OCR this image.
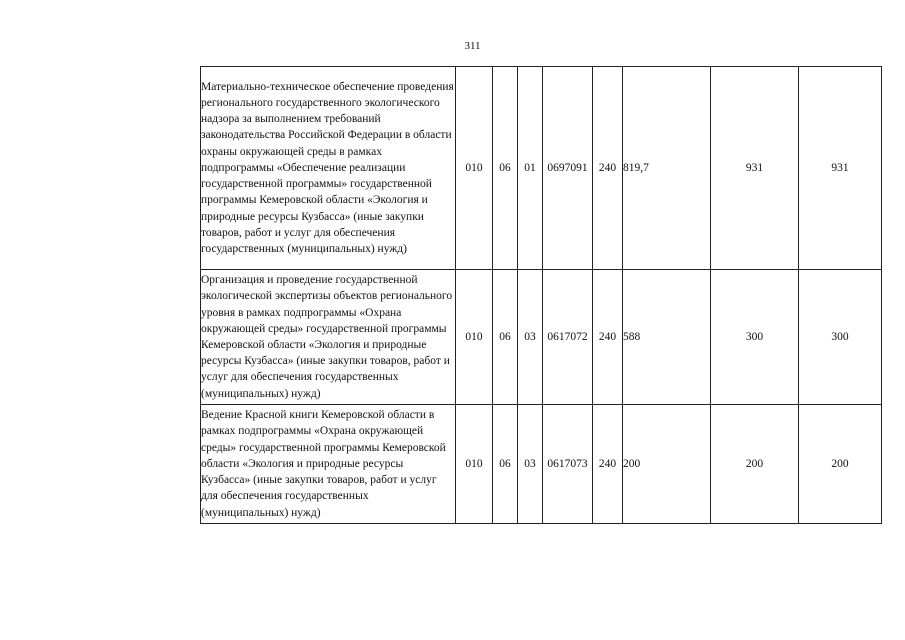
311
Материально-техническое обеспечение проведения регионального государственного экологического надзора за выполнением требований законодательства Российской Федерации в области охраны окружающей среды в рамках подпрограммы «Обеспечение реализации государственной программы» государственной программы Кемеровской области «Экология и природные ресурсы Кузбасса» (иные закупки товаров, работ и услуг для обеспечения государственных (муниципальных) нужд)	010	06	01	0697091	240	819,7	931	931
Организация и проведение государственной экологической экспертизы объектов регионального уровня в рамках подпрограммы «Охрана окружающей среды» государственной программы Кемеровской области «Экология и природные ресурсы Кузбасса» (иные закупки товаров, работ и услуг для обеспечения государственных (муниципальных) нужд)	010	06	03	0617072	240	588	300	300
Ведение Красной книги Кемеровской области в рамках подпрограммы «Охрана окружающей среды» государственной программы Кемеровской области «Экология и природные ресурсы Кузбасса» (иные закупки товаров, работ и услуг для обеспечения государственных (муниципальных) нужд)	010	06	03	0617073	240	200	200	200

....................

What the exercise asks: Copy the records above exactly, leaving out every picture.

Solution for this exercise:
OCR this image.
311
Материально-техническое обеспечение проведения регионального государственного экологического надзора за выполнением требований законодательства Российской Федерации в области охраны окружающей среды в рамках подпрограммы «Обеспечение реализации государственной программы» государственной программы Кемеровской области «Экология и природные ресурсы Кузбасса» (иные закупки товаров, работ и услуг для обеспечения государственных (муниципальных) нужд)	010	06	01	0697091	240	819,7	931	931
Организация и проведение государственной экологической экспертизы объектов регионального уровня в рамках подпрограммы «Охрана окружающей среды» государственной программы Кемеровской области «Экология и природные ресурсы Кузбасса» (иные закупки товаров, работ и услуг для обеспечения государственных (муниципальных) нужд)	010	06	03	0617072	240	588	300	300
Ведение Красной книги Кемеровской области в рамках подпрограммы «Охрана окружающей среды» государственной программы Кемеровской области «Экология и природные ресурсы Кузбасса» (иные закупки товаров, работ и услуг для обеспечения государственных (муниципальных) нужд)	010	06	03	0617073	240	200	200	200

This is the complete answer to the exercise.